Task directions: Gather each line in the entries that includes the string "page".

Data provided:
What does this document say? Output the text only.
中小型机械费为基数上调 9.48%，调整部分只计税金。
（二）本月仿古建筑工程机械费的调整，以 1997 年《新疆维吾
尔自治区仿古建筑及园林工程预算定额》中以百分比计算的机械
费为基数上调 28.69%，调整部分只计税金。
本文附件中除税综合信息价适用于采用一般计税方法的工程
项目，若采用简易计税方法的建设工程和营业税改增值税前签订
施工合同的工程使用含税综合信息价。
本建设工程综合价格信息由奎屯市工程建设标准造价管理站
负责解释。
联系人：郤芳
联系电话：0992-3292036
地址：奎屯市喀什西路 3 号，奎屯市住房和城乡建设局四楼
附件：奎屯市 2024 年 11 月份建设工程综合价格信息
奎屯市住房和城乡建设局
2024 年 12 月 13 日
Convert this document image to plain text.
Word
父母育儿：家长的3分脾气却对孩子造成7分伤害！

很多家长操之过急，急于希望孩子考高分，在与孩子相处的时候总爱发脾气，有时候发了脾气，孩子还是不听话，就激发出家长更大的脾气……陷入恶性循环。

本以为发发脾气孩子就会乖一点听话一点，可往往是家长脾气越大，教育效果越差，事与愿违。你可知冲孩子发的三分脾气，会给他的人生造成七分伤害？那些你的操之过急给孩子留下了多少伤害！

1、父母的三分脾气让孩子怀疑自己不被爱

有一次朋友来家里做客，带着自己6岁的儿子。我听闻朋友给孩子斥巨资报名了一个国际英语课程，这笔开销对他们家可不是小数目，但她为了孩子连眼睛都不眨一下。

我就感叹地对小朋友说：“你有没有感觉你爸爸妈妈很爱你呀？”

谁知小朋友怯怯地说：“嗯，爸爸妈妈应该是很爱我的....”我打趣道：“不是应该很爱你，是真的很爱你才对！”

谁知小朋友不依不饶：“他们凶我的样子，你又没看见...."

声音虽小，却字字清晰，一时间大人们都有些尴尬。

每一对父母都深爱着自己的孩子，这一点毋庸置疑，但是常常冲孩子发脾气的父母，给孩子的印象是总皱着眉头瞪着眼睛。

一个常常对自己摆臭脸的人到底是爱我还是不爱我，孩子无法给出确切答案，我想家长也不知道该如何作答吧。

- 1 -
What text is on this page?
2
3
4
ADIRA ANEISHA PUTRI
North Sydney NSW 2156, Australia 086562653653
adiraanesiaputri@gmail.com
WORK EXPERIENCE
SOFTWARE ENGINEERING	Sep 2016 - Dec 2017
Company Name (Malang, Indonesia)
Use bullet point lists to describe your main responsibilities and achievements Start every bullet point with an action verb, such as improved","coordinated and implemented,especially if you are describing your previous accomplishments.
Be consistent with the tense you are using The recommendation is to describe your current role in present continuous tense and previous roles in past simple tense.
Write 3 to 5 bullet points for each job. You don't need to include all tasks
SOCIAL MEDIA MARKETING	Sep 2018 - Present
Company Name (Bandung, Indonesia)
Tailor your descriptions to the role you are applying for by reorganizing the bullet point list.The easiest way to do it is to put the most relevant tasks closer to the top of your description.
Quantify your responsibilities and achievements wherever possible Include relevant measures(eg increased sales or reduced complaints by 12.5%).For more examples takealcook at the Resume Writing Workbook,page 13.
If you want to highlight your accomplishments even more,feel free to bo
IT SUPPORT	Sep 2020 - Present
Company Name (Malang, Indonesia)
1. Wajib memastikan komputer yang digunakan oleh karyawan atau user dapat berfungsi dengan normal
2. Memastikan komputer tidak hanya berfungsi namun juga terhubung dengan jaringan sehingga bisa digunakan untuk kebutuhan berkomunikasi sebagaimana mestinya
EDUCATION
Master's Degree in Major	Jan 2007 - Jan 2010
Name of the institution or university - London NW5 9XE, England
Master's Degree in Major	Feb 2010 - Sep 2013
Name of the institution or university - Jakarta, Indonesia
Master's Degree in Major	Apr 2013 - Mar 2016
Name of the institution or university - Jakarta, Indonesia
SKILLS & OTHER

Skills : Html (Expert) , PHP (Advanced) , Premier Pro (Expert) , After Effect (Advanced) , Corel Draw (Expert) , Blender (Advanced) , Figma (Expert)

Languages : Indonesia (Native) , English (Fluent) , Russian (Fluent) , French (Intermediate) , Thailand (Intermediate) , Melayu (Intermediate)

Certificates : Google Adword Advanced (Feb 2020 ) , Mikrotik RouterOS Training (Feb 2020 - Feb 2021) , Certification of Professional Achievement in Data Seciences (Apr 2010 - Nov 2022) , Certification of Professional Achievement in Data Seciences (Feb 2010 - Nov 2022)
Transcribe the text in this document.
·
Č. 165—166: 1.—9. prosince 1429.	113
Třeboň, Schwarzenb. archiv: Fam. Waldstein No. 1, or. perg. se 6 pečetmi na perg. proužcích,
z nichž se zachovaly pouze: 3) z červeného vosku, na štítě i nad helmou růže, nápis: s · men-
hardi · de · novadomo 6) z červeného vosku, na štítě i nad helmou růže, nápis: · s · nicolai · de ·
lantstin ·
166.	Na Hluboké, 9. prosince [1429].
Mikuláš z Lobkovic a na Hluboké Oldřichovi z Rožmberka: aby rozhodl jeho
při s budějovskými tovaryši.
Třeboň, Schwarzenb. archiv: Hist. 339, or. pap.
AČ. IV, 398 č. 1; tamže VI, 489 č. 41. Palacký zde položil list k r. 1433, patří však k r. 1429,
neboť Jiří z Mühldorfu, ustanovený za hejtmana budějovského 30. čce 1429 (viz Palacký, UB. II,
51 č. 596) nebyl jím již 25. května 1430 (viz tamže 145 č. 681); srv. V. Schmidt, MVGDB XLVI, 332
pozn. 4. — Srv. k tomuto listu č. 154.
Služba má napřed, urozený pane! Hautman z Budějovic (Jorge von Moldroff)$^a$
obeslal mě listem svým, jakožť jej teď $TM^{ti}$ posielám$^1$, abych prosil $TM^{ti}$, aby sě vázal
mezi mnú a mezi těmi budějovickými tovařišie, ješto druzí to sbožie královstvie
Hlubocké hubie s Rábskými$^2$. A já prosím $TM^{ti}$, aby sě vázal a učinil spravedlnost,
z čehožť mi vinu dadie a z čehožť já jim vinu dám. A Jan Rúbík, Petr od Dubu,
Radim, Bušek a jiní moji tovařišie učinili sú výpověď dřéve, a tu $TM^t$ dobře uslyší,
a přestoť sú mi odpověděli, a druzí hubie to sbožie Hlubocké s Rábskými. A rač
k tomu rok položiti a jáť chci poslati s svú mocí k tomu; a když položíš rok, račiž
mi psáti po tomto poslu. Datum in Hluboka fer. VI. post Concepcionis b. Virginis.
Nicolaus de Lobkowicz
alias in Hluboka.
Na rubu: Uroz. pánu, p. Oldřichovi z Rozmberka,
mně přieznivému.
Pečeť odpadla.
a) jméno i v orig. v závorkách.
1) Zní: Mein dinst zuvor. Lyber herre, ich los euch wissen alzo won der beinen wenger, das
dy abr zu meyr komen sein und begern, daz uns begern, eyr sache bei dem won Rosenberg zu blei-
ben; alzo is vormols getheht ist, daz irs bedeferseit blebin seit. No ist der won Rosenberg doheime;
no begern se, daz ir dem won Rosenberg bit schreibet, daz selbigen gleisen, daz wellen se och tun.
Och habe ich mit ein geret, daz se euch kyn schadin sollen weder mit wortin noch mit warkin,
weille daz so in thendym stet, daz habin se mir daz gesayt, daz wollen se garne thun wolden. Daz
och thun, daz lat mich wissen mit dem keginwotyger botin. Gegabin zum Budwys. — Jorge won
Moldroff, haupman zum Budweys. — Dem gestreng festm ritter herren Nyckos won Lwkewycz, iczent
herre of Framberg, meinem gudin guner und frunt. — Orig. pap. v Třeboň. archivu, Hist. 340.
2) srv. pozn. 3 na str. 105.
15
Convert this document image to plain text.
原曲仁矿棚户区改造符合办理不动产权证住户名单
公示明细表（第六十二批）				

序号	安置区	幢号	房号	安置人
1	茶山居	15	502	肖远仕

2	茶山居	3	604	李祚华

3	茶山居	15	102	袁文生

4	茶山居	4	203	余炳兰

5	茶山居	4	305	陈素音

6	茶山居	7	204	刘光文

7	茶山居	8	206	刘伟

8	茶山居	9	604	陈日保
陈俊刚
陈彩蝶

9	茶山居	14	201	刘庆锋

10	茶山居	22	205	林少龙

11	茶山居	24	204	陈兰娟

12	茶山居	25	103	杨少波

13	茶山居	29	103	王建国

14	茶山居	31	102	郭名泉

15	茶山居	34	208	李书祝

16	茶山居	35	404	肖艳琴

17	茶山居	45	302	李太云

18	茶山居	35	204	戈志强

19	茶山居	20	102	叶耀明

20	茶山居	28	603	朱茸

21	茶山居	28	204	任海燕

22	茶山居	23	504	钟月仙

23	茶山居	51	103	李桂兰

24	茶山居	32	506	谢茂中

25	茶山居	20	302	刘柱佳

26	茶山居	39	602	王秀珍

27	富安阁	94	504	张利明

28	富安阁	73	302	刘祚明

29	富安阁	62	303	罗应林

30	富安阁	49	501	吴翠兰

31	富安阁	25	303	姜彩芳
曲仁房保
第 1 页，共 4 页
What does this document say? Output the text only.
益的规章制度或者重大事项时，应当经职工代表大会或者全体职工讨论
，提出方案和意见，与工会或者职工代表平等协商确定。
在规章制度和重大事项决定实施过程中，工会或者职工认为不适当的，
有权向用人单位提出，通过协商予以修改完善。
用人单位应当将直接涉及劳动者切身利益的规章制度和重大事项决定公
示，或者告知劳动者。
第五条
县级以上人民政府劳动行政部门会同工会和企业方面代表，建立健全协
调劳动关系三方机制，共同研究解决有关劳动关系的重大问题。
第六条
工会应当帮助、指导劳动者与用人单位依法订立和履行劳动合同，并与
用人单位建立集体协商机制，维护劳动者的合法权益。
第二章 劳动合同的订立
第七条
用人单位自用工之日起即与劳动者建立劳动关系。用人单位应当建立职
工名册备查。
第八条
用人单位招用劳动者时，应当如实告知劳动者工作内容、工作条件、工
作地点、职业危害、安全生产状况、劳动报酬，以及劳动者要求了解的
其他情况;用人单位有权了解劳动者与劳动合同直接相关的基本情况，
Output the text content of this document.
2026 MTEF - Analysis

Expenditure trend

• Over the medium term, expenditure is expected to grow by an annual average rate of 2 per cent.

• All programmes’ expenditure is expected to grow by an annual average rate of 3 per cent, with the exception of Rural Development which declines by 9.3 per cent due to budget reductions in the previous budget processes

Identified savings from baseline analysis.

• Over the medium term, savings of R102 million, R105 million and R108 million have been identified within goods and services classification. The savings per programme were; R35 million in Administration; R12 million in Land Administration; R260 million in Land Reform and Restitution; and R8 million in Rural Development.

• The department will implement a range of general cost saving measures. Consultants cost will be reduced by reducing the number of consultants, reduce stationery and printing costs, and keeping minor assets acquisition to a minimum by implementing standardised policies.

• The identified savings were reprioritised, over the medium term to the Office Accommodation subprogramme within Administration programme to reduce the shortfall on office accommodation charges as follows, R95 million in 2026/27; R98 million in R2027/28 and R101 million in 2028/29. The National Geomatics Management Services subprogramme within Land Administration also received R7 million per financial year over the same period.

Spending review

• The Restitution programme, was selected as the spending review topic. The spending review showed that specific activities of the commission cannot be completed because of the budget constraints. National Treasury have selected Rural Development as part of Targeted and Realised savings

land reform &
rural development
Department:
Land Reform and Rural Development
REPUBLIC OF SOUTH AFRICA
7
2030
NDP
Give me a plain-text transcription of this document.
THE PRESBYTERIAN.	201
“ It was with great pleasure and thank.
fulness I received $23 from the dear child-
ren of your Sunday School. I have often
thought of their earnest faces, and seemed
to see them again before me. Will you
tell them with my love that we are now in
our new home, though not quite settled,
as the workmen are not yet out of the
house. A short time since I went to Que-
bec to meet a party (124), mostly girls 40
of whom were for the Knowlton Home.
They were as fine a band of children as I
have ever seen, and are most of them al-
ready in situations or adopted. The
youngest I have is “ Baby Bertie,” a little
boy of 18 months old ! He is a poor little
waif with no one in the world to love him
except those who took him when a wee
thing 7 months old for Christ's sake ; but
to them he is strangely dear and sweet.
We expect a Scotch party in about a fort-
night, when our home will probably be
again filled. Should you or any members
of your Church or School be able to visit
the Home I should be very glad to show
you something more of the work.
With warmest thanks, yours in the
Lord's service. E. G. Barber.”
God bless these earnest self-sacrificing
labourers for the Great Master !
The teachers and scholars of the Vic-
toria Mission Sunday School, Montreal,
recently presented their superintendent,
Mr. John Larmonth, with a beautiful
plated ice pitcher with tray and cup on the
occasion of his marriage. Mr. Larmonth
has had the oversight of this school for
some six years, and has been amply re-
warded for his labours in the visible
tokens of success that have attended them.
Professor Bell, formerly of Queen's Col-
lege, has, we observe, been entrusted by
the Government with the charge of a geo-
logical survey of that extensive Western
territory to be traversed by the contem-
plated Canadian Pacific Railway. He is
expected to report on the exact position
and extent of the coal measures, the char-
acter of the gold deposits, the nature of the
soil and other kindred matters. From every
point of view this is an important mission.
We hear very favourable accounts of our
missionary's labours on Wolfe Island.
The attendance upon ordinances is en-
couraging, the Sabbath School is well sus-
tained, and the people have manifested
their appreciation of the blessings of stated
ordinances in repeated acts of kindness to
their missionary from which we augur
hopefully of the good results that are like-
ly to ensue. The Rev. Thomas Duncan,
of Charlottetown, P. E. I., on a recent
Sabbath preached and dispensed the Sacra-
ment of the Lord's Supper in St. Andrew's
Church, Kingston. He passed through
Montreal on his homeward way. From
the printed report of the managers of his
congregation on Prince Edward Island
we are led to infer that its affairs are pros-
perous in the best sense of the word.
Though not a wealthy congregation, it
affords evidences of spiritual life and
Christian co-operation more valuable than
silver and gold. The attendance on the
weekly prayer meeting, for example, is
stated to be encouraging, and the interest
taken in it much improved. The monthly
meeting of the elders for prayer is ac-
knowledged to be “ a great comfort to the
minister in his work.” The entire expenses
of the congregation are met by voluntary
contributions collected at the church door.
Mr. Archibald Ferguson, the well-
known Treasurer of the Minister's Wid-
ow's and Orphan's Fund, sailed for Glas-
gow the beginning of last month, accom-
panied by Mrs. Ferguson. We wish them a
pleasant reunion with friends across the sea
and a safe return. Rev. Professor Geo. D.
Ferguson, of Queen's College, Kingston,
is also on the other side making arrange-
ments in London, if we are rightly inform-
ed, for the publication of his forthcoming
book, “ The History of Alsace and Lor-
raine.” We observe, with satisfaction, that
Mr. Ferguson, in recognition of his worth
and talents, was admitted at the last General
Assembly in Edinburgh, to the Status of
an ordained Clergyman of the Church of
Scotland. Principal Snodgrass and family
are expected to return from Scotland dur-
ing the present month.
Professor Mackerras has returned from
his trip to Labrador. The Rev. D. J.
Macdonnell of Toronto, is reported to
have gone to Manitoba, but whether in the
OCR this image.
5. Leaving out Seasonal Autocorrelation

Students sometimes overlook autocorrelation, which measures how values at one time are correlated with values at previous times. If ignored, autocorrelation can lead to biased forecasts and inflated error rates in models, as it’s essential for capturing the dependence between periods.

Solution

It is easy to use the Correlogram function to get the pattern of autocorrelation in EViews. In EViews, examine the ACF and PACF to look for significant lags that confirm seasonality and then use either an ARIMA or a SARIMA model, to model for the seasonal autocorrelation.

Worked solution:
What text is on this page?
Quantify your responsibilities and achievements wherever possible Include relevant measures(eg increased sales or reduced complaints by 12.5%).For more examples takealcook at the Resume Writing Workbook,page 13.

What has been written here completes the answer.